Page>
March 19, 2024

Combining Wyoming, Montana, and Idaho

          WASHINGTON MERRY-GO-ROUND

Founded by Drew Pearson 1932

Combining Wyoming, Montana, and Idaho

By Douglas Cohn and Eleanor Clift

WASHINGTON – With 576,412 residents, Wyoming is the least populated state in the union, but among those who call the mountainous state home are some towering figures, including former Senator Alan Simpson (R) who remains relevant on the national scene 16 years after leaving office, and former Vice President Dick Cheney (R), the most powerful vice president in history, and the state’s favorite son.

With Liz Cheney’s announcement that she is running against incumbent Senator Mike Enzi in next year’s Republican primary, the next generation of Cheneys is stepping up to the challenge of elective office from Wyoming. It’s not a very high step. The state has so few people, most of them Republicans, that the primary is the election, and elections can easily be won with a turnout of under 100,000 voters.

Setting aside the merits of Cheney, 46, a smart and edgy neo-conservative, versus Enzi, 69, a low-key and popular legislator, what were the founding fathers thinking when they paved the way to give so much power to a state with so few people. What they were thinking is Rhode Island versus Virginia, and making sure the small states weren’t cut out of the deal making on Capitol Hill.

Source data>

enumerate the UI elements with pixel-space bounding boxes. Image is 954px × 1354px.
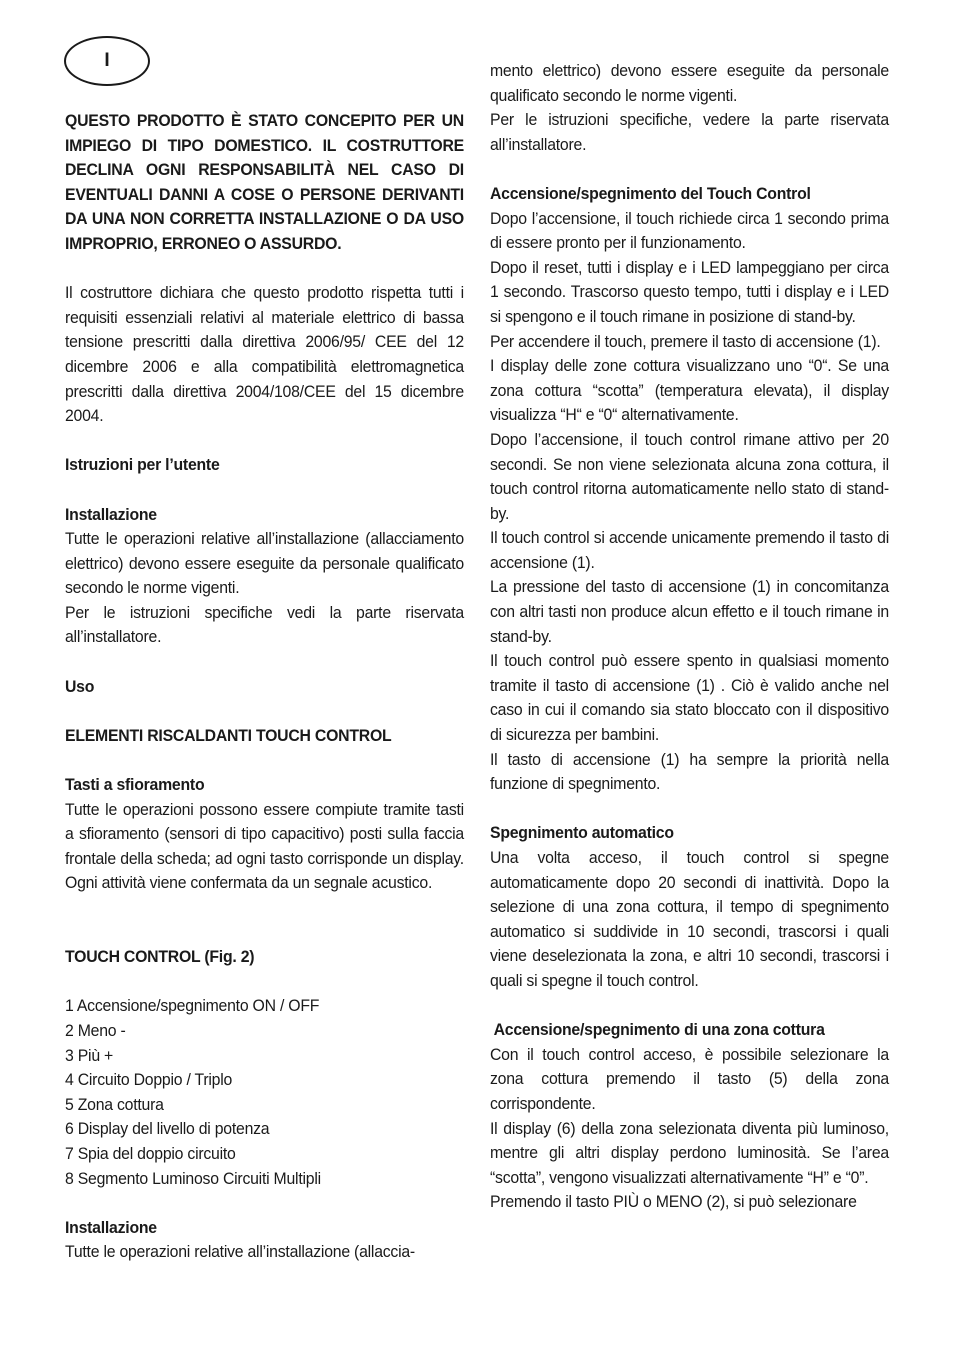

The request> In the column on Wyoming, whom is Liz Cheney running against in the Republican primary?

Result of this exercise> Incumbent Senator Mike Enzi.